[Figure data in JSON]
------------------------------------------------
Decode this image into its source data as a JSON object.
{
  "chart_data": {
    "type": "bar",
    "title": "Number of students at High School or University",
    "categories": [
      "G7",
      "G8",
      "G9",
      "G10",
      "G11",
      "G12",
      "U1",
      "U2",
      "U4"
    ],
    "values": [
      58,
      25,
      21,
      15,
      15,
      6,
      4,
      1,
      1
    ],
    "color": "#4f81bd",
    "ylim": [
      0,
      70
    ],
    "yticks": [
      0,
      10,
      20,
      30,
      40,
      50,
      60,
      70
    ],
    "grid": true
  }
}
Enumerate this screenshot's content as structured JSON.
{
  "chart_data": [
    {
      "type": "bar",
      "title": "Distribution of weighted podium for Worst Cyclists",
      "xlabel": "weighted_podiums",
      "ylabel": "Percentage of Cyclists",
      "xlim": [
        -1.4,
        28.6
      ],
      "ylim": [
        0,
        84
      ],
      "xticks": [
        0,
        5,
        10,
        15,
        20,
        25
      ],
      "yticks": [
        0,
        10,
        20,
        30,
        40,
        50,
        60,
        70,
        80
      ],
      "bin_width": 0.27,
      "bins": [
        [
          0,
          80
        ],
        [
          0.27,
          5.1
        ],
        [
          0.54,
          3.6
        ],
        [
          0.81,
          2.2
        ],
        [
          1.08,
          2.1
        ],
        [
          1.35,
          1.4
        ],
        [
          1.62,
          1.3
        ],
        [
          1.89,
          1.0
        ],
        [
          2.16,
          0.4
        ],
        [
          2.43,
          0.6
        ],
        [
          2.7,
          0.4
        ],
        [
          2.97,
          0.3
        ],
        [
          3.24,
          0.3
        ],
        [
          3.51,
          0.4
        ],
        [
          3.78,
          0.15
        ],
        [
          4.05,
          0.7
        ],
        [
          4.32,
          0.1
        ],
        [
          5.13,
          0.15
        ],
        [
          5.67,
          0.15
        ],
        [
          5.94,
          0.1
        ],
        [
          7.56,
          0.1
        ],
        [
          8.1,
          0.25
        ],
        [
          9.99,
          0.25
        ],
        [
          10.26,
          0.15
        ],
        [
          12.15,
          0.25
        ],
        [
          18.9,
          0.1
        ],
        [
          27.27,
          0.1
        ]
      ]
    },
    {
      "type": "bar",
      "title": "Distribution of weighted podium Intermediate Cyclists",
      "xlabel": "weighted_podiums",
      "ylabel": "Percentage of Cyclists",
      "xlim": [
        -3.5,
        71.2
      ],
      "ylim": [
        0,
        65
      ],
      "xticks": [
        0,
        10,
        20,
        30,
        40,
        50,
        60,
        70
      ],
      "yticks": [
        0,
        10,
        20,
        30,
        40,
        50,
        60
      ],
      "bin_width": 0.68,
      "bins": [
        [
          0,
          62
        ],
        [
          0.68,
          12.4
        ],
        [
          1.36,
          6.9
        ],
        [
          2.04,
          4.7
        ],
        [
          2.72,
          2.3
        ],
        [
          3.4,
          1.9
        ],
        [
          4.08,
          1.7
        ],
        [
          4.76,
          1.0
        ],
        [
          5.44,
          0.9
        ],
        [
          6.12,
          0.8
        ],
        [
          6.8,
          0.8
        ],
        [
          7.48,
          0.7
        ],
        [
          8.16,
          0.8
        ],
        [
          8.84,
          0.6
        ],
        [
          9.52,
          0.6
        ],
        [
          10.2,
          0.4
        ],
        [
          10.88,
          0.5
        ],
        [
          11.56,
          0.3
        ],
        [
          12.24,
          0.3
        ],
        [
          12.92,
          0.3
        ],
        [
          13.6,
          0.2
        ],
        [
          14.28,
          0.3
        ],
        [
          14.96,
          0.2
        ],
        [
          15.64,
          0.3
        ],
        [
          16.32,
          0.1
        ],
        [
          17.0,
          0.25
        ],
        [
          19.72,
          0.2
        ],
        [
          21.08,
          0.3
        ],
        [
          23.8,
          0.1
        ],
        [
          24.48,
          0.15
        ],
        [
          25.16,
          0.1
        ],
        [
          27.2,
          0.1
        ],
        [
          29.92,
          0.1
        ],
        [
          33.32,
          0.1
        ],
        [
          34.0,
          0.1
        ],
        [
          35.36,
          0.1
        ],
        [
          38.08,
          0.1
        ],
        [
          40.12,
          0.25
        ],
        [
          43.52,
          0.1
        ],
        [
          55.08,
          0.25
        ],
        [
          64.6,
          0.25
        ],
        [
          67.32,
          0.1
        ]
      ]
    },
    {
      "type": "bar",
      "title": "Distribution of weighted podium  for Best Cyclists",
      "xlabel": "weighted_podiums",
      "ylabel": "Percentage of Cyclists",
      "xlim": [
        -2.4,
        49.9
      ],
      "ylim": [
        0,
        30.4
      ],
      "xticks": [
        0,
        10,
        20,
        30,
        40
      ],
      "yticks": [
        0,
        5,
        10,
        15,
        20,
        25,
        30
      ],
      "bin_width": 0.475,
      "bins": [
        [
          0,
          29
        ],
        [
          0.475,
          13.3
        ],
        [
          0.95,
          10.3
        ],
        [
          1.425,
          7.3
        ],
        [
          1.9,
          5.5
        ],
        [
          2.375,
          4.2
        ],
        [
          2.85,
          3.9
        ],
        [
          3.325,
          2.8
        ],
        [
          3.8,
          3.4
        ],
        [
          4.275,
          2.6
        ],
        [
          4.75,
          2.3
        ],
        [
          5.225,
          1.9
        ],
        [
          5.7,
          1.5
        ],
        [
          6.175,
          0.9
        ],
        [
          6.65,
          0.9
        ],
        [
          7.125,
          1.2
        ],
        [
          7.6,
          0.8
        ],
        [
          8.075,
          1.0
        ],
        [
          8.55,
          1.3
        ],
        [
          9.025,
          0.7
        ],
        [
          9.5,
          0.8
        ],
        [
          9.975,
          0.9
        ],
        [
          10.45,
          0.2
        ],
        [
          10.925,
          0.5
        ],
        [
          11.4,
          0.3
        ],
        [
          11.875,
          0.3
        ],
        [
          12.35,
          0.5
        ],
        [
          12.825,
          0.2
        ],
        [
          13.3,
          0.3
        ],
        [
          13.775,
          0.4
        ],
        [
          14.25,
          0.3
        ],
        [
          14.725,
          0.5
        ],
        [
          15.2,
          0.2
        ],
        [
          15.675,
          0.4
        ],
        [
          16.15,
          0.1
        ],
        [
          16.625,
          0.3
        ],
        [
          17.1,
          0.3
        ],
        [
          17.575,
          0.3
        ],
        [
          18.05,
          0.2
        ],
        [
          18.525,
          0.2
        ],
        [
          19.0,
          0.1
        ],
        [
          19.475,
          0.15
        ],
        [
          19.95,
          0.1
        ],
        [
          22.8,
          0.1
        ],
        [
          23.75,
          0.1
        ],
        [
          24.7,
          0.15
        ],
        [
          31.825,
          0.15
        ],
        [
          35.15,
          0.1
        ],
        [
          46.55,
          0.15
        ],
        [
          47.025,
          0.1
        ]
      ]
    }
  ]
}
------------------------------------------------
▶ **Request**
Copy out every line where the word "Distribution" occurs.

▶ **Finished answer**
      "title": "Distribution of weighted podium for Worst Cyclists",
      "title": "Distribution of weighted podium Intermediate Cyclists",
      "title": "Distribution of weighted podium  for Best Cyclists",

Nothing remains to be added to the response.